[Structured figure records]
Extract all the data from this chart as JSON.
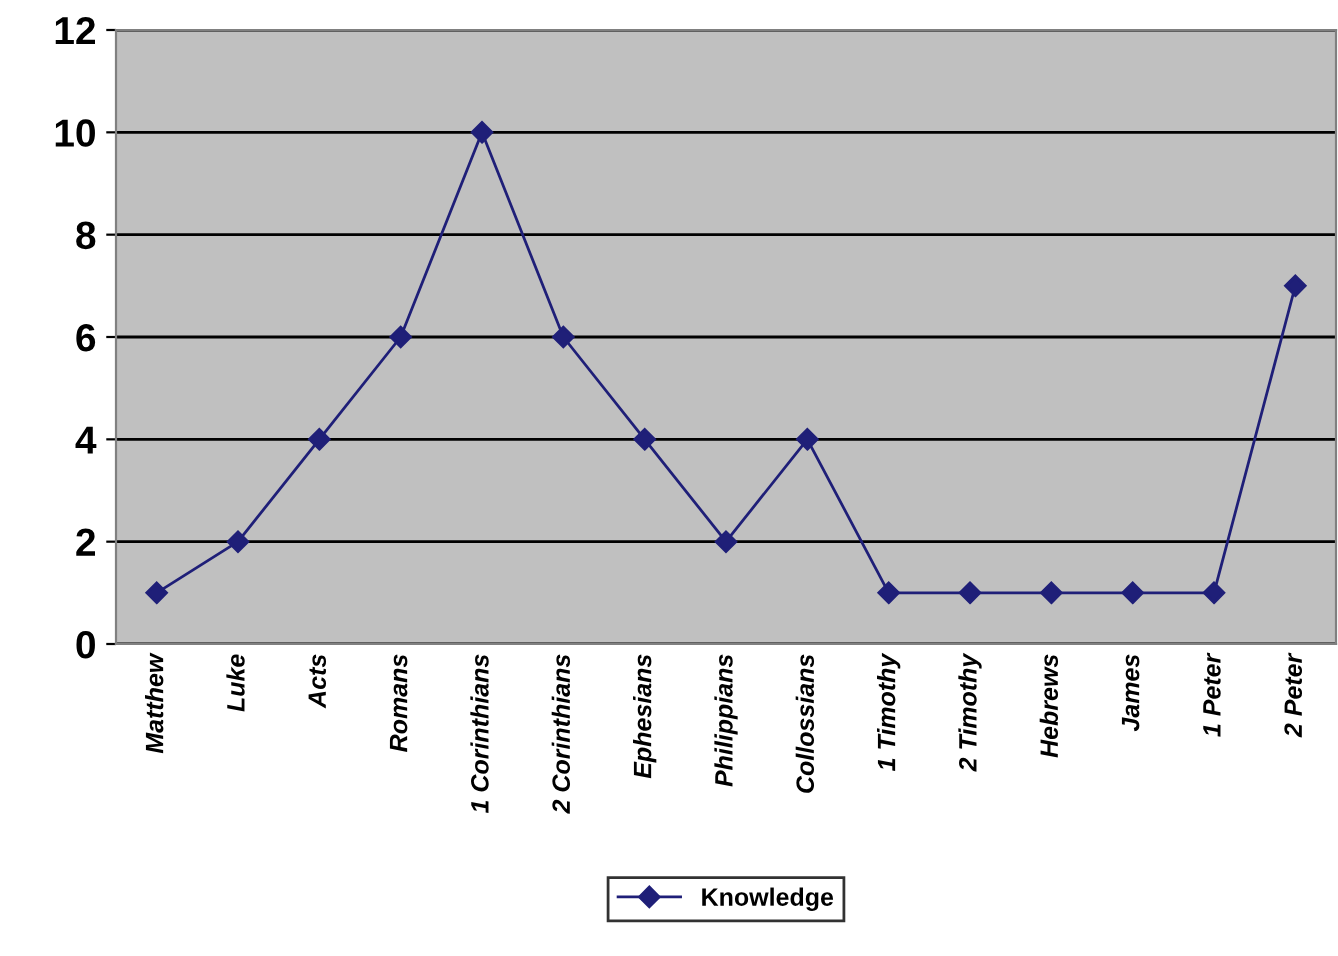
{
  "chart_data": {
    "type": "line",
    "categories": [
      "Matthew",
      "Luke",
      "Acts",
      "Romans",
      "1 Corinthians",
      "2 Corinthians",
      "Ephesians",
      "Philippians",
      "Collossians",
      "1 Timothy",
      "2 Timothy",
      "Hebrews",
      "James",
      "1 Peter",
      "2 Peter"
    ],
    "series": [
      {
        "name": "Knowledge",
        "color": "#1f1f78",
        "values": [
          1,
          2,
          4,
          6,
          10,
          6,
          4,
          2,
          4,
          1,
          1,
          1,
          1,
          1,
          7
        ]
      }
    ],
    "ylim": [
      0,
      12
    ],
    "yticks": [
      0,
      2,
      4,
      6,
      8,
      10,
      12
    ],
    "grid": "y",
    "legend": "bottom",
    "marker": "diamond",
    "line_style": "solid"
  }
}
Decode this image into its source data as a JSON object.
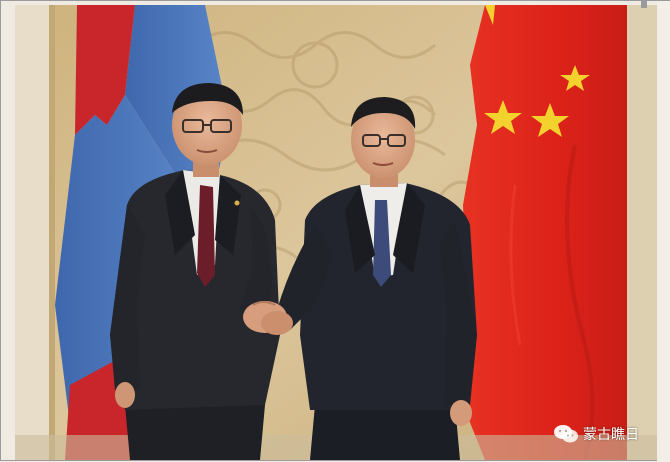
{
  "watermark": {
    "text": "蒙古瞧日",
    "icon": "wechat-icon"
  },
  "colors": {
    "mongolia_red": "#c9262a",
    "mongolia_blue": "#4a75bd",
    "china_red": "#e2241b",
    "star_yellow": "#f3d22d",
    "wall_gold": "#d8c193",
    "suit_dark": "#23252c"
  }
}
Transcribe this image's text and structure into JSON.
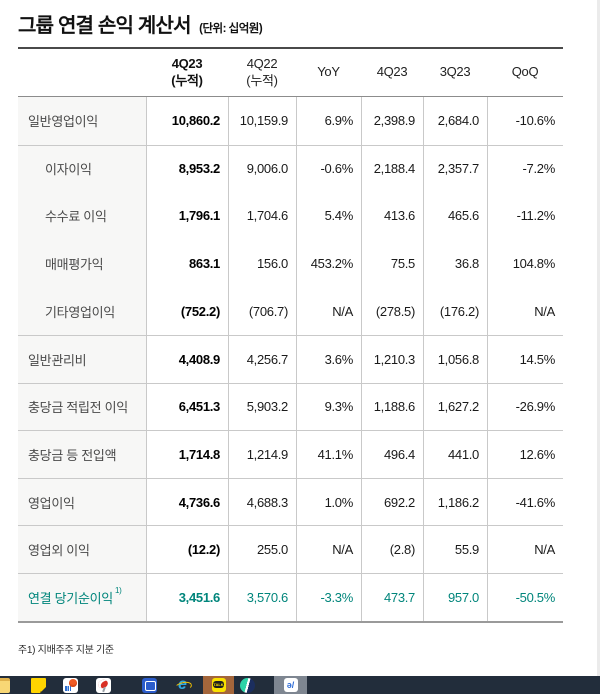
{
  "title": {
    "text": "그룹 연결 손익 계산서",
    "unit": "(단위: 십억원)"
  },
  "table": {
    "columns": [
      {
        "line1": "4Q23",
        "line2": "(누적)",
        "bold": true
      },
      {
        "line1": "4Q22",
        "line2": "(누적)",
        "bold": false
      },
      {
        "line1": "YoY",
        "line2": "",
        "bold": false
      },
      {
        "line1": "4Q23",
        "line2": "",
        "bold": false
      },
      {
        "line1": "3Q23",
        "line2": "",
        "bold": false
      },
      {
        "line1": "QoQ",
        "line2": "",
        "bold": false
      }
    ],
    "rows": [
      {
        "label": "일반영업이익",
        "indent": false,
        "separator": false,
        "accent": false,
        "values": [
          "10,860.2",
          "10,159.9",
          "6.9%",
          "2,398.9",
          "2,684.0",
          "-10.6%"
        ]
      },
      {
        "label": "이자이익",
        "indent": true,
        "separator": true,
        "accent": false,
        "values": [
          "8,953.2",
          "9,006.0",
          "-0.6%",
          "2,188.4",
          "2,357.7",
          "-7.2%"
        ]
      },
      {
        "label": "수수료 이익",
        "indent": true,
        "separator": false,
        "accent": false,
        "values": [
          "1,796.1",
          "1,704.6",
          "5.4%",
          "413.6",
          "465.6",
          "-11.2%"
        ]
      },
      {
        "label": "매매평가익",
        "indent": true,
        "separator": false,
        "accent": false,
        "values": [
          "863.1",
          "156.0",
          "453.2%",
          "75.5",
          "36.8",
          "104.8%"
        ]
      },
      {
        "label": "기타영업이익",
        "indent": true,
        "separator": false,
        "accent": false,
        "values": [
          "(752.2)",
          "(706.7)",
          "N/A",
          "(278.5)",
          "(176.2)",
          "N/A"
        ]
      },
      {
        "label": "일반관리비",
        "indent": false,
        "separator": true,
        "accent": false,
        "values": [
          "4,408.9",
          "4,256.7",
          "3.6%",
          "1,210.3",
          "1,056.8",
          "14.5%"
        ]
      },
      {
        "label": "충당금 적립전 이익",
        "indent": false,
        "separator": true,
        "accent": false,
        "values": [
          "6,451.3",
          "5,903.2",
          "9.3%",
          "1,188.6",
          "1,627.2",
          "-26.9%"
        ]
      },
      {
        "label": "충당금 등 전입액",
        "indent": false,
        "separator": true,
        "accent": false,
        "values": [
          "1,714.8",
          "1,214.9",
          "41.1%",
          "496.4",
          "441.0",
          "12.6%"
        ]
      },
      {
        "label": "영업이익",
        "indent": false,
        "separator": true,
        "accent": false,
        "values": [
          "4,736.6",
          "4,688.3",
          "1.0%",
          "692.2",
          "1,186.2",
          "-41.6%"
        ]
      },
      {
        "label": "영업외 이익",
        "indent": false,
        "separator": true,
        "accent": false,
        "values": [
          "(12.2)",
          "255.0",
          "N/A",
          "(2.8)",
          "55.9",
          "N/A"
        ]
      },
      {
        "label": "연결 당기순이익",
        "sup": "1)",
        "indent": false,
        "separator": true,
        "accent": true,
        "values": [
          "3,451.6",
          "3,570.6",
          "-3.3%",
          "473.7",
          "957.0",
          "-50.5%"
        ]
      }
    ]
  },
  "footnote": "주1) 지배주주 지분 기준",
  "taskbar": {
    "kakao_text": "TALK",
    "ie_glyph": "e",
    "hwp_glyph": "ǝ/",
    "icons": [
      "folder-icon",
      "sticky-note-icon",
      "chat-chart-app-icon",
      "satellite-dish-icon",
      "blue-app-icon",
      "internet-explorer-icon",
      "kakaotalk-icon",
      "whale-browser-icon",
      "hwp-icon"
    ]
  },
  "colors": {
    "accent_teal": "#00857b",
    "taskbar_bg": "#222d3b",
    "kakao_tile": "#a4663b",
    "hwp_tile": "#7e8691",
    "label_col_bg": "#f7f7f6"
  }
}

*STATED GOAL*.
Skip every picture and transcribe the data above exactly.

*FULL OUTPUT*.
Extract all the data from this chart as JSON.
{
  "chart_data": {
    "type": "line",
    "categories": [
      "Matthew",
      "Luke",
      "Acts",
      "Romans",
      "1 Corinthians",
      "2 Corinthians",
      "Ephesians",
      "Philippians",
      "Collossians",
      "1 Timothy",
      "2 Timothy",
      "Hebrews",
      "James",
      "1 Peter",
      "2 Peter"
    ],
    "series": [
      {
        "name": "Knowledge",
        "color": "#1f1f78",
        "values": [
          1,
          2,
          4,
          6,
          10,
          6,
          4,
          2,
          4,
          1,
          1,
          1,
          1,
          1,
          7
        ]
      }
    ],
    "ylim": [
      0,
      12
    ],
    "yticks": [
      0,
      2,
      4,
      6,
      8,
      10,
      12
    ],
    "grid": "y",
    "legend": "bottom",
    "marker": "diamond",
    "line_style": "solid"
  }
}
Decode this image into its source data as a JSON object.
{
  "watermark": {
    "text": "蒙古瞧日",
    "icon": "wechat-icon"
  },
  "colors": {
    "mongolia_red": "#c9262a",
    "mongolia_blue": "#4a75bd",
    "china_red": "#e2241b",
    "star_yellow": "#f3d22d",
    "wall_gold": "#d8c193",
    "suit_dark": "#23252c"
  }
}
Transcribe this image's text and structure into JSON.
{
  "title": {
    "text": "그룹 연결 손익 계산서",
    "unit": "(단위: 십억원)"
  },
  "table": {
    "columns": [
      {
        "line1": "4Q23",
        "line2": "(누적)",
        "bold": true
      },
      {
        "line1": "4Q22",
        "line2": "(누적)",
        "bold": false
      },
      {
        "line1": "YoY",
        "line2": "",
        "bold": false
      },
      {
        "line1": "4Q23",
        "line2": "",
        "bold": false
      },
      {
        "line1": "3Q23",
        "line2": "",
        "bold": false
      },
      {
        "line1": "QoQ",
        "line2": "",
        "bold": false
      }
    ],
    "rows": [
      {
        "label": "일반영업이익",
        "indent": false,
        "separator": false,
        "accent": false,
        "values": [
          "10,860.2",
          "10,159.9",
          "6.9%",
          "2,398.9",
          "2,684.0",
          "-10.6%"
        ]
      },
      {
        "label": "이자이익",
        "indent": true,
        "separator": true,
        "accent": false,
        "values": [
          "8,953.2",
          "9,006.0",
          "-0.6%",
          "2,188.4",
          "2,357.7",
          "-7.2%"
        ]
      },
      {
        "label": "수수료 이익",
        "indent": true,
        "separator": false,
        "accent": false,
        "values": [
          "1,796.1",
          "1,704.6",
          "5.4%",
          "413.6",
          "465.6",
          "-11.2%"
        ]
      },
      {
        "label": "매매평가익",
        "indent": true,
        "separator": false,
        "accent": false,
        "values": [
          "863.1",
          "156.0",
          "453.2%",
          "75.5",
          "36.8",
          "104.8%"
        ]
      },
      {
        "label": "기타영업이익",
        "indent": true,
        "separator": false,
        "accent": false,
        "values": [
          "(752.2)",
          "(706.7)",
          "N/A",
          "(278.5)",
          "(176.2)",
          "N/A"
        ]
      },
      {
        "label": "일반관리비",
        "indent": false,
        "separator": true,
        "accent": false,
        "values": [
          "4,408.9",
          "4,256.7",
          "3.6%",
          "1,210.3",
          "1,056.8",
          "14.5%"
        ]
      },
      {
        "label": "충당금 적립전 이익",
        "indent": false,
        "separator": true,
        "accent": false,
        "values": [
          "6,451.3",
          "5,903.2",
          "9.3%",
          "1,188.6",
          "1,627.2",
          "-26.9%"
        ]
      },
      {
        "label": "충당금 등 전입액",
        "indent": false,
        "separator": true,
        "accent": false,
        "values": [
          "1,714.8",
          "1,214.9",
          "41.1%",
          "496.4",
          "441.0",
          "12.6%"
        ]
      },
      {
        "label": "영업이익",
        "indent": false,
        "separator": true,
        "accent": false,
        "values": [
          "4,736.6",
          "4,688.3",
          "1.0%",
          "692.2",
          "1,186.2",
          "-41.6%"
        ]
      },
      {
        "label": "영업외 이익",
        "indent": false,
        "separator": true,
        "accent": false,
        "values": [
          "(12.2)",
          "255.0",
          "N/A",
          "(2.8)",
          "55.9",
          "N/A"
        ]
      },
      {
        "label": "연결 당기순이익",
        "sup": "1)",
        "indent": false,
        "separator": true,
        "accent": true,
        "values": [
          "3,451.6",
          "3,570.6",
          "-3.3%",
          "473.7",
          "957.0",
          "-50.5%"
        ]
      }
    ]
  },
  "footnote": "주1) 지배주주 지분 기준",
  "taskbar": {
    "kakao_text": "TALK",
    "ie_glyph": "e",
    "hwp_glyph": "ǝ/",
    "icons": [
      "folder-icon",
      "sticky-note-icon",
      "chat-chart-app-icon",
      "satellite-dish-icon",
      "blue-app-icon",
      "internet-explorer-icon",
      "kakaotalk-icon",
      "whale-browser-icon",
      "hwp-icon"
    ]
  },
  "colors": {
    "accent_teal": "#00857b",
    "taskbar_bg": "#222d3b",
    "kakao_tile": "#a4663b",
    "hwp_tile": "#7e8691",
    "label_col_bg": "#f7f7f6"
  }
}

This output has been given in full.